[START Data for the task]

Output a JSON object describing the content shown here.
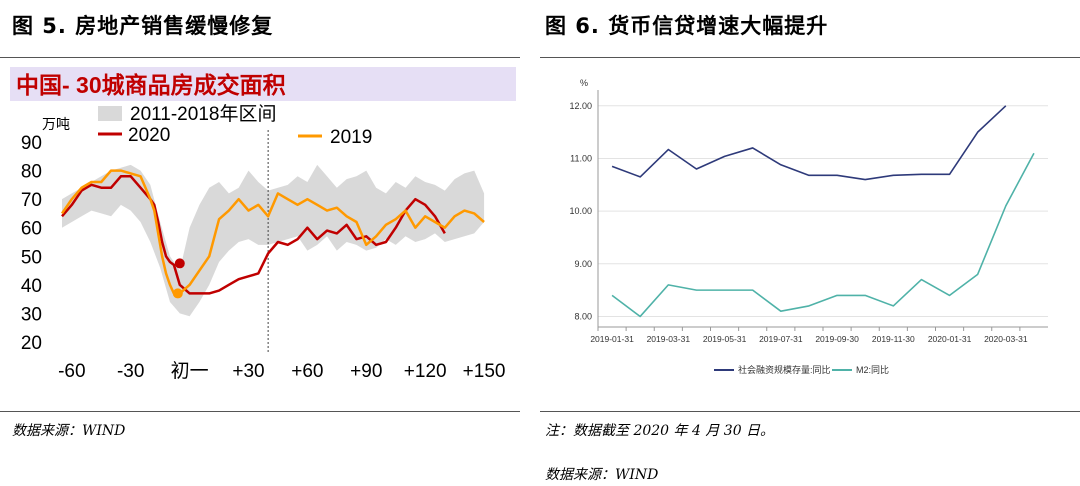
{
  "left": {
    "figure_title": "图 5. 房地产销售缓慢修复",
    "source": "数据来源：WIND"
  },
  "right": {
    "figure_title": "图 6.  货币信贷增速大幅提升",
    "note": "注：数据截至 2020 年 4 月 30 日。",
    "source": "数据来源：WIND"
  },
  "chart_data": [
    {
      "type": "line",
      "title": "中国- 30城商品房成交面积",
      "ylabel": "万吨",
      "ylim": [
        20,
        90
      ],
      "yticks": [
        "20",
        "30",
        "40",
        "50",
        "60",
        "70",
        "80",
        "90"
      ],
      "xlim": [
        -65,
        152
      ],
      "xticks": [
        {
          "x": -60,
          "label": "-60"
        },
        {
          "x": -30,
          "label": "-30"
        },
        {
          "x": 0,
          "label": "初一"
        },
        {
          "x": 30,
          "label": "+30"
        },
        {
          "x": 60,
          "label": "+60"
        },
        {
          "x": 90,
          "label": "+90"
        },
        {
          "x": 120,
          "label": "+120"
        },
        {
          "x": 150,
          "label": "+150"
        }
      ],
      "vline_x": 40,
      "legend": "top",
      "band": {
        "name": "2011-2018年区间",
        "color": "#d9d9d9",
        "x": [
          -65,
          -60,
          -55,
          -50,
          -45,
          -40,
          -35,
          -30,
          -25,
          -20,
          -15,
          -10,
          -5,
          0,
          5,
          10,
          15,
          20,
          25,
          30,
          35,
          40,
          45,
          50,
          55,
          60,
          65,
          70,
          75,
          80,
          85,
          90,
          95,
          100,
          105,
          110,
          115,
          120,
          125,
          130,
          135,
          140,
          145,
          150
        ],
        "upper": [
          70,
          72,
          74,
          76,
          78,
          80,
          81,
          82,
          80,
          75,
          62,
          50,
          45,
          60,
          68,
          74,
          76,
          72,
          74,
          80,
          76,
          73,
          74,
          75,
          78,
          76,
          82,
          78,
          74,
          77,
          78,
          80,
          74,
          72,
          76,
          74,
          78,
          76,
          75,
          73,
          77,
          79,
          80,
          72
        ],
        "lower": [
          60,
          62,
          64,
          66,
          65,
          64,
          68,
          66,
          62,
          55,
          46,
          34,
          30,
          29,
          34,
          40,
          48,
          52,
          55,
          56,
          54,
          54,
          55,
          56,
          57,
          52,
          54,
          57,
          52,
          55,
          54,
          52,
          53,
          56,
          54,
          57,
          55,
          56,
          58,
          55,
          56,
          57,
          58,
          62
        ]
      },
      "series": [
        {
          "name": "2020",
          "color": "#c00000",
          "x": [
            -65,
            -60,
            -55,
            -50,
            -45,
            -40,
            -35,
            -30,
            -25,
            -20,
            -18,
            -16,
            -14,
            -12,
            -10,
            -8,
            -5,
            0,
            5,
            10,
            15,
            20,
            25,
            30,
            35,
            40,
            45,
            50,
            55,
            60,
            65,
            70,
            75,
            80,
            85,
            90,
            95,
            100,
            105,
            110,
            115,
            120,
            125,
            130
          ],
          "y": [
            64,
            68,
            73,
            75,
            74,
            74,
            78,
            78,
            74,
            70,
            68,
            62,
            55,
            50,
            48,
            47,
            40,
            37,
            37,
            37,
            38,
            40,
            42,
            43,
            44,
            51,
            55,
            54,
            56,
            60,
            56,
            59,
            58,
            61,
            56,
            57,
            54,
            55,
            60,
            66,
            70,
            68,
            64,
            58
          ],
          "marker": {
            "x": -5,
            "y": 47.5
          }
        },
        {
          "name": "2019",
          "color": "#ff9900",
          "x": [
            -65,
            -60,
            -55,
            -50,
            -45,
            -40,
            -35,
            -30,
            -25,
            -20,
            -18,
            -16,
            -14,
            -12,
            -10,
            -8,
            -5,
            0,
            5,
            10,
            15,
            20,
            25,
            30,
            35,
            40,
            45,
            50,
            55,
            60,
            65,
            70,
            75,
            80,
            85,
            90,
            95,
            100,
            105,
            110,
            115,
            120,
            125,
            130,
            135,
            140,
            145,
            150
          ],
          "y": [
            65,
            70,
            74,
            76,
            76,
            80,
            80,
            79,
            78,
            70,
            66,
            58,
            50,
            44,
            40,
            37,
            37,
            40,
            45,
            50,
            63,
            66,
            70,
            66,
            68,
            64,
            72,
            70,
            68,
            70,
            68,
            66,
            67,
            64,
            62,
            54,
            57,
            61,
            63,
            66,
            60,
            64,
            62,
            60,
            64,
            66,
            65,
            62
          ],
          "marker": {
            "x": -6,
            "y": 37
          }
        }
      ]
    },
    {
      "type": "line",
      "ylabel": "%",
      "ylim": [
        7.8,
        12.3
      ],
      "yticks": [
        "8.00",
        "9.00",
        "10.00",
        "11.00",
        "12.00"
      ],
      "categories": [
        "2019-01-31",
        "2019-02-28",
        "2019-03-31",
        "2019-04-30",
        "2019-05-31",
        "2019-06-30",
        "2019-07-31",
        "2019-08-31",
        "2019-09-30",
        "2019-10-31",
        "2019-11-30",
        "2019-12-31",
        "2020-01-31",
        "2020-02-29",
        "2020-03-31",
        "2020-04-30"
      ],
      "xtick_labels": [
        "2019-01-31",
        "2019-03-31",
        "2019-05-31",
        "2019-07-31",
        "2019-09-30",
        "2019-11-30",
        "2020-01-31",
        "2020-03-31"
      ],
      "legend": "bottom",
      "series": [
        {
          "name": "社会融资规模存量:同比",
          "color": "#2e3a7a",
          "values": [
            10.85,
            10.65,
            11.17,
            10.8,
            11.04,
            11.2,
            10.88,
            10.68,
            10.68,
            10.6,
            10.68,
            10.7,
            10.7,
            11.5,
            12.0,
            null
          ]
        },
        {
          "name": "M2:同比",
          "color": "#4fb2a8",
          "values": [
            8.4,
            8.0,
            8.6,
            8.5,
            8.5,
            8.5,
            8.1,
            8.2,
            8.4,
            8.4,
            8.2,
            8.7,
            8.4,
            8.8,
            10.1,
            11.1
          ]
        }
      ]
    }
  ]
}
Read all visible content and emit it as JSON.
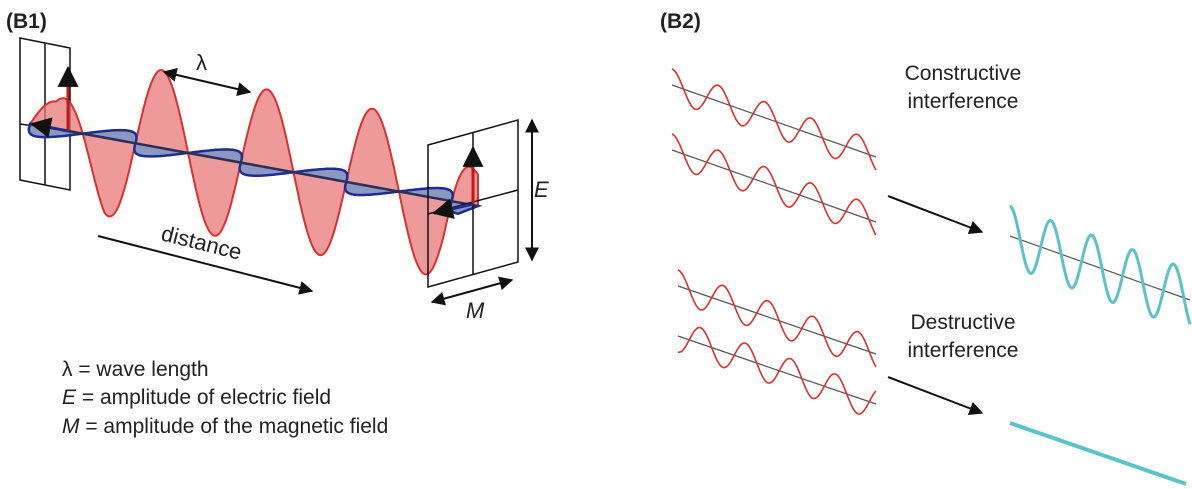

[END Data for the task]

◆ What you should do ◆
Transcribe each line above verbatim, with the pictures left out.

◆ Answer to this problem ◆
Output a JSON object describing the content shown here.
{
  "left": {
    "figure_title": "图 5. 房地产销售缓慢修复",
    "source": "数据来源：WIND"
  },
  "right": {
    "figure_title": "图 6.  货币信贷增速大幅提升",
    "note": "注：数据截至 2020 年 4 月 30 日。",
    "source": "数据来源：WIND"
  },
  "chart_data": [
    {
      "type": "line",
      "title": "中国- 30城商品房成交面积",
      "ylabel": "万吨",
      "ylim": [
        20,
        90
      ],
      "yticks": [
        "20",
        "30",
        "40",
        "50",
        "60",
        "70",
        "80",
        "90"
      ],
      "xlim": [
        -65,
        152
      ],
      "xticks": [
        {
          "x": -60,
          "label": "-60"
        },
        {
          "x": -30,
          "label": "-30"
        },
        {
          "x": 0,
          "label": "初一"
        },
        {
          "x": 30,
          "label": "+30"
        },
        {
          "x": 60,
          "label": "+60"
        },
        {
          "x": 90,
          "label": "+90"
        },
        {
          "x": 120,
          "label": "+120"
        },
        {
          "x": 150,
          "label": "+150"
        }
      ],
      "vline_x": 40,
      "legend": "top",
      "band": {
        "name": "2011-2018年区间",
        "color": "#d9d9d9",
        "x": [
          -65,
          -60,
          -55,
          -50,
          -45,
          -40,
          -35,
          -30,
          -25,
          -20,
          -15,
          -10,
          -5,
          0,
          5,
          10,
          15,
          20,
          25,
          30,
          35,
          40,
          45,
          50,
          55,
          60,
          65,
          70,
          75,
          80,
          85,
          90,
          95,
          100,
          105,
          110,
          115,
          120,
          125,
          130,
          135,
          140,
          145,
          150
        ],
        "upper": [
          70,
          72,
          74,
          76,
          78,
          80,
          81,
          82,
          80,
          75,
          62,
          50,
          45,
          60,
          68,
          74,
          76,
          72,
          74,
          80,
          76,
          73,
          74,
          75,
          78,
          76,
          82,
          78,
          74,
          77,
          78,
          80,
          74,
          72,
          76,
          74,
          78,
          76,
          75,
          73,
          77,
          79,
          80,
          72
        ],
        "lower": [
          60,
          62,
          64,
          66,
          65,
          64,
          68,
          66,
          62,
          55,
          46,
          34,
          30,
          29,
          34,
          40,
          48,
          52,
          55,
          56,
          54,
          54,
          55,
          56,
          57,
          52,
          54,
          57,
          52,
          55,
          54,
          52,
          53,
          56,
          54,
          57,
          55,
          56,
          58,
          55,
          56,
          57,
          58,
          62
        ]
      },
      "series": [
        {
          "name": "2020",
          "color": "#c00000",
          "x": [
            -65,
            -60,
            -55,
            -50,
            -45,
            -40,
            -35,
            -30,
            -25,
            -20,
            -18,
            -16,
            -14,
            -12,
            -10,
            -8,
            -5,
            0,
            5,
            10,
            15,
            20,
            25,
            30,
            35,
            40,
            45,
            50,
            55,
            60,
            65,
            70,
            75,
            80,
            85,
            90,
            95,
            100,
            105,
            110,
            115,
            120,
            125,
            130
          ],
          "y": [
            64,
            68,
            73,
            75,
            74,
            74,
            78,
            78,
            74,
            70,
            68,
            62,
            55,
            50,
            48,
            47,
            40,
            37,
            37,
            37,
            38,
            40,
            42,
            43,
            44,
            51,
            55,
            54,
            56,
            60,
            56,
            59,
            58,
            61,
            56,
            57,
            54,
            55,
            60,
            66,
            70,
            68,
            64,
            58
          ],
          "marker": {
            "x": -5,
            "y": 47.5
          }
        },
        {
          "name": "2019",
          "color": "#ff9900",
          "x": [
            -65,
            -60,
            -55,
            -50,
            -45,
            -40,
            -35,
            -30,
            -25,
            -20,
            -18,
            -16,
            -14,
            -12,
            -10,
            -8,
            -5,
            0,
            5,
            10,
            15,
            20,
            25,
            30,
            35,
            40,
            45,
            50,
            55,
            60,
            65,
            70,
            75,
            80,
            85,
            90,
            95,
            100,
            105,
            110,
            115,
            120,
            125,
            130,
            135,
            140,
            145,
            150
          ],
          "y": [
            65,
            70,
            74,
            76,
            76,
            80,
            80,
            79,
            78,
            70,
            66,
            58,
            50,
            44,
            40,
            37,
            37,
            40,
            45,
            50,
            63,
            66,
            70,
            66,
            68,
            64,
            72,
            70,
            68,
            70,
            68,
            66,
            67,
            64,
            62,
            54,
            57,
            61,
            63,
            66,
            60,
            64,
            62,
            60,
            64,
            66,
            65,
            62
          ],
          "marker": {
            "x": -6,
            "y": 37
          }
        }
      ]
    },
    {
      "type": "line",
      "ylabel": "%",
      "ylim": [
        7.8,
        12.3
      ],
      "yticks": [
        "8.00",
        "9.00",
        "10.00",
        "11.00",
        "12.00"
      ],
      "categories": [
        "2019-01-31",
        "2019-02-28",
        "2019-03-31",
        "2019-04-30",
        "2019-05-31",
        "2019-06-30",
        "2019-07-31",
        "2019-08-31",
        "2019-09-30",
        "2019-10-31",
        "2019-11-30",
        "2019-12-31",
        "2020-01-31",
        "2020-02-29",
        "2020-03-31",
        "2020-04-30"
      ],
      "xtick_labels": [
        "2019-01-31",
        "2019-03-31",
        "2019-05-31",
        "2019-07-31",
        "2019-09-30",
        "2019-11-30",
        "2020-01-31",
        "2020-03-31"
      ],
      "legend": "bottom",
      "series": [
        {
          "name": "社会融资规模存量:同比",
          "color": "#2e3a7a",
          "values": [
            10.85,
            10.65,
            11.17,
            10.8,
            11.04,
            11.2,
            10.88,
            10.68,
            10.68,
            10.6,
            10.68,
            10.7,
            10.7,
            11.5,
            12.0,
            null
          ]
        },
        {
          "name": "M2:同比",
          "color": "#4fb2a8",
          "values": [
            8.4,
            8.0,
            8.6,
            8.5,
            8.5,
            8.5,
            8.1,
            8.2,
            8.4,
            8.4,
            8.2,
            8.7,
            8.4,
            8.8,
            10.1,
            11.1
          ]
        }
      ]
    }
  ]
}
Read all visible content and emit it as JSON.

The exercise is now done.